**INPUT RECORDS**
#####

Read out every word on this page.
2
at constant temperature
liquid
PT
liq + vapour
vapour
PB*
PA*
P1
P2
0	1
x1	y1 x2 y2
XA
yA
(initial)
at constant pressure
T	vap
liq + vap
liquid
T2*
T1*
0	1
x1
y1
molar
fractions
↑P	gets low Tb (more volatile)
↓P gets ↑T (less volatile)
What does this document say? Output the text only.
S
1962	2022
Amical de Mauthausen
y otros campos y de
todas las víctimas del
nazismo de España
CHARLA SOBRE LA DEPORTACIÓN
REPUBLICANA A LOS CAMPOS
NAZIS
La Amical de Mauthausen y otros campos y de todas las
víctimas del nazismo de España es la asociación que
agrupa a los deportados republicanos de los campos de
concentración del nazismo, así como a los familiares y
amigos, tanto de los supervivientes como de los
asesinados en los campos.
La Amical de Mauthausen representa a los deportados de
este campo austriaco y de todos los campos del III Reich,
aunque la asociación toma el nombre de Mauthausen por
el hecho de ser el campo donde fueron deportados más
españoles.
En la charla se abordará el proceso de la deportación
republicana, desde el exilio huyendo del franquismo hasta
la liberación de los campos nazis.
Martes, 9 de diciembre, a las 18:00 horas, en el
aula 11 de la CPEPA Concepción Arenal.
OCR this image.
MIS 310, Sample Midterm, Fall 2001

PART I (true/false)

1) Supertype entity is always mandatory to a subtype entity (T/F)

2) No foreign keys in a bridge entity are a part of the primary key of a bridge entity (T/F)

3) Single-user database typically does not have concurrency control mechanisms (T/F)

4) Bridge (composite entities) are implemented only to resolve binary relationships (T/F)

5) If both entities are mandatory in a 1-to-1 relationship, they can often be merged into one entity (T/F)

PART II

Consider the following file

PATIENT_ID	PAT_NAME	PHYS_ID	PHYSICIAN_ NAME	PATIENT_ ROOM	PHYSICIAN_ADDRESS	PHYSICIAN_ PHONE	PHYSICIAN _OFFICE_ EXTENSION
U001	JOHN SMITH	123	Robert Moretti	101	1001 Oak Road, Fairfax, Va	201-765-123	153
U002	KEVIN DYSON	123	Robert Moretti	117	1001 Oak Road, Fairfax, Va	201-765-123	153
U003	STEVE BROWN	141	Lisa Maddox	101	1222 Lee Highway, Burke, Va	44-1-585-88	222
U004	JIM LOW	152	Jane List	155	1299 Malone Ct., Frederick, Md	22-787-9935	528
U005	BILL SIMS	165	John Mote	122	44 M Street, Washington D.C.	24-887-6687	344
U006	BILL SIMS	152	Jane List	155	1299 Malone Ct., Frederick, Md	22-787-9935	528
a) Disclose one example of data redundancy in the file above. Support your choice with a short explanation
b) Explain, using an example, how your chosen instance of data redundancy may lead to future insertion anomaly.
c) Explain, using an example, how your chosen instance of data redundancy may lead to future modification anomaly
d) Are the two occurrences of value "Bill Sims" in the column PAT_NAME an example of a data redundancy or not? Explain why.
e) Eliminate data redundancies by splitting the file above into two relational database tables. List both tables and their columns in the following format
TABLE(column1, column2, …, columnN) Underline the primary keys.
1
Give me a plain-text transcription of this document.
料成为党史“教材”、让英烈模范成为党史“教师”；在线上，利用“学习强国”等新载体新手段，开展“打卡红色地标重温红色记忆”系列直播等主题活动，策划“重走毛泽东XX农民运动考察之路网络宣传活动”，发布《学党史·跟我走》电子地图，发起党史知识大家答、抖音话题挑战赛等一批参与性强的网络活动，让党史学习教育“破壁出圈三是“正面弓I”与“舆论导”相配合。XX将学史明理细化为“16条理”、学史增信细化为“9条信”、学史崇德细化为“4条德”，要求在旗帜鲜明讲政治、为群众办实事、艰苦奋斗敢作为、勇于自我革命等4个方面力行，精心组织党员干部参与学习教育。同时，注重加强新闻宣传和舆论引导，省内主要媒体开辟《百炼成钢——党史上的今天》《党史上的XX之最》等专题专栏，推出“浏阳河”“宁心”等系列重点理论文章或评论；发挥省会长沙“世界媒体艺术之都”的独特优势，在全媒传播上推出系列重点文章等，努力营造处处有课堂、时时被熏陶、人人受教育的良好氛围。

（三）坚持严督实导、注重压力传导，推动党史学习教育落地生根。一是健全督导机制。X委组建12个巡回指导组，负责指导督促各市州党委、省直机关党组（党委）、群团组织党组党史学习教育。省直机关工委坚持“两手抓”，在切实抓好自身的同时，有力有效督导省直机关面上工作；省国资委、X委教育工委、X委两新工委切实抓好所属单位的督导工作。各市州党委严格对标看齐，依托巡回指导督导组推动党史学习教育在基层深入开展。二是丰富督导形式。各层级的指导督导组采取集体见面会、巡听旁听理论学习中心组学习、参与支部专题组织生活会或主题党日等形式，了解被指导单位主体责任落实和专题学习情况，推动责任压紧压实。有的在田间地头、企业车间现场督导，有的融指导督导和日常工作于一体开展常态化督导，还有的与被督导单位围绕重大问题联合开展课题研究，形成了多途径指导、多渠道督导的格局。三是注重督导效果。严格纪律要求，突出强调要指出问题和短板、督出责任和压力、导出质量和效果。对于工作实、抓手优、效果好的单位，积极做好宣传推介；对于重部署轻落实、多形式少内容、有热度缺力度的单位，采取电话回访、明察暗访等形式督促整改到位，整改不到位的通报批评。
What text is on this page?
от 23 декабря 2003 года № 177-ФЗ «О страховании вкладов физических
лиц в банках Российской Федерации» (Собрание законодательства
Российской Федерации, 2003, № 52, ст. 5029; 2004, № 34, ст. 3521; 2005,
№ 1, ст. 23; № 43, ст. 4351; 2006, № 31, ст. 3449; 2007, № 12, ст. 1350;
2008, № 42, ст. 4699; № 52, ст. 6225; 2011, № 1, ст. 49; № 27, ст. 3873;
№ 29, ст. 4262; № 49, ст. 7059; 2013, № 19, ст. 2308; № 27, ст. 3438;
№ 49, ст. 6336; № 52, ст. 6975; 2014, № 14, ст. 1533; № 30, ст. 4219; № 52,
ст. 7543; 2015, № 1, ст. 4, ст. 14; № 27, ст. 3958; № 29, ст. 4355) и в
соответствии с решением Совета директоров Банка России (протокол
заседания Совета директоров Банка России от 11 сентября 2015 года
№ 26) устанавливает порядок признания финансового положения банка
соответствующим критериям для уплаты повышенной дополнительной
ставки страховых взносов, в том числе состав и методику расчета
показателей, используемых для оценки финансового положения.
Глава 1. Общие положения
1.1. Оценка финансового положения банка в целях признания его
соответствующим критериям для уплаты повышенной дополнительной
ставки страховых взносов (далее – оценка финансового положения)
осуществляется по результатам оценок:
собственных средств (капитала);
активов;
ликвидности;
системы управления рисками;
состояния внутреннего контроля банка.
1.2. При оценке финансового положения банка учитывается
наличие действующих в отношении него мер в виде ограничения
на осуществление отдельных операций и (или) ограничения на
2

#####

Pull every line containing "using" from the data.

**RESULT FOR THIS TASK**
b) Explain, using an example, how your chosen instance of data redundancy may lead to future insertion anomaly.
c) Explain, using an example, how your chosen instance of data redundancy may lead to future modification anomaly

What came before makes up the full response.